## start Data listing
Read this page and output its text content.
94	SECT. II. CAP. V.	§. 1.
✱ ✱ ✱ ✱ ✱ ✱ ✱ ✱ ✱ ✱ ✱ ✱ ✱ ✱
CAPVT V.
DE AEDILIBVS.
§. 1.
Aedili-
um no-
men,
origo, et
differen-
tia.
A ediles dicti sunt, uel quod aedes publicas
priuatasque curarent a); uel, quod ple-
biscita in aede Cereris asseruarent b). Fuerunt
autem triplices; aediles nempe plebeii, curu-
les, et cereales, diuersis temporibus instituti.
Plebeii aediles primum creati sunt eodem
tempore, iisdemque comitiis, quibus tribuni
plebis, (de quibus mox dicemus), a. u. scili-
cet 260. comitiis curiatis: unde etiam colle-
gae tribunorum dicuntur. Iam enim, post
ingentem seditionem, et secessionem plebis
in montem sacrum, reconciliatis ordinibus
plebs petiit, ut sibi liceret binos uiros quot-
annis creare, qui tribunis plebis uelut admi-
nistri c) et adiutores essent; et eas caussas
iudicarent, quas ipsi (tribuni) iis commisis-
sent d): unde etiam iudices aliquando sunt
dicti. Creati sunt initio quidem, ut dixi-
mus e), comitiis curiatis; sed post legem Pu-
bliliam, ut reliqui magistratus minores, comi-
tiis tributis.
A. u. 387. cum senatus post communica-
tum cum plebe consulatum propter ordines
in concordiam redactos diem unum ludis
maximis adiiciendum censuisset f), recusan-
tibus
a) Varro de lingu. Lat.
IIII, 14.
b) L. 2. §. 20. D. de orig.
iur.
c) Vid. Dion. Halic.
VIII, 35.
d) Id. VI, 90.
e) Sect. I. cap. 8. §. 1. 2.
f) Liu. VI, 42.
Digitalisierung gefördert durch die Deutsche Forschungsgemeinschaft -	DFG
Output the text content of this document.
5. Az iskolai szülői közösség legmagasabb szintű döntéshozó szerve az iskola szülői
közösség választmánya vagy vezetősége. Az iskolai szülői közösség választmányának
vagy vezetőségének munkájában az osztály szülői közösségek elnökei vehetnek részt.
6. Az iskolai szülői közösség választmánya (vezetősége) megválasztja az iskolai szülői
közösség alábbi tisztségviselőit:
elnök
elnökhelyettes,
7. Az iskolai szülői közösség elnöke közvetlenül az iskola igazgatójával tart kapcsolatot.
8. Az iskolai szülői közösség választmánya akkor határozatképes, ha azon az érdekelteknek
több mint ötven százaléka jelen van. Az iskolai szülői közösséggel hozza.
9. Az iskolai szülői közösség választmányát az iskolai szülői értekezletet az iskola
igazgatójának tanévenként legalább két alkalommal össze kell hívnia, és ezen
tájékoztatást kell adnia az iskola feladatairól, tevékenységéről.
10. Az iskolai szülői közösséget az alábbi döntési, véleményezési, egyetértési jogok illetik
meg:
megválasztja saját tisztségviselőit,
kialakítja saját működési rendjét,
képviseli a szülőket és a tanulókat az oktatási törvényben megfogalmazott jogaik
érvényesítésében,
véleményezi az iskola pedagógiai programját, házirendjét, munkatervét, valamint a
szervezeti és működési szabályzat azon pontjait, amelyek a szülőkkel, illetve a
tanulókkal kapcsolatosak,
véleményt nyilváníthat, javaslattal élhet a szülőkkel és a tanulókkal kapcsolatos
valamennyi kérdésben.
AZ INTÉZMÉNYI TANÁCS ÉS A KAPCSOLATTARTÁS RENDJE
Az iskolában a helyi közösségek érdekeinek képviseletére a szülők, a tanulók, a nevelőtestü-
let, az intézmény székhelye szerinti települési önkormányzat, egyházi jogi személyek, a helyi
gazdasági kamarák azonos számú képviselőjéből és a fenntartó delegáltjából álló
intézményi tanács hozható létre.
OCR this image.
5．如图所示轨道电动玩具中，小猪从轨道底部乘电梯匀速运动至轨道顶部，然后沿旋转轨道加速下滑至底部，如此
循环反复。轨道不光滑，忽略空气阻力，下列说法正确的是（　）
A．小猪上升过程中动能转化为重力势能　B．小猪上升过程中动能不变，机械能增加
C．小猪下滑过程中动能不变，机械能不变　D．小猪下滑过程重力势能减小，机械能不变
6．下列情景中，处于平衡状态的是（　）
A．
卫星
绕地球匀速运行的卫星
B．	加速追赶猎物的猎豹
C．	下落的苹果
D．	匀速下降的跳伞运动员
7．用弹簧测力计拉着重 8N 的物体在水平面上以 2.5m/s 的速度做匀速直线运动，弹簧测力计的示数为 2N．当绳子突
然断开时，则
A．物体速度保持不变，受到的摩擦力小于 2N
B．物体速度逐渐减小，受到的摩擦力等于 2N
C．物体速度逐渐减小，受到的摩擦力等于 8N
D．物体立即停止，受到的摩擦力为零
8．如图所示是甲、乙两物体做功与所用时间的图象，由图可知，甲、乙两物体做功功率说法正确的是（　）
## end Data listing
- Requirements
Find every line in the records that has the string "text", then state how many there are and nothing else.

- Output for this exercise
2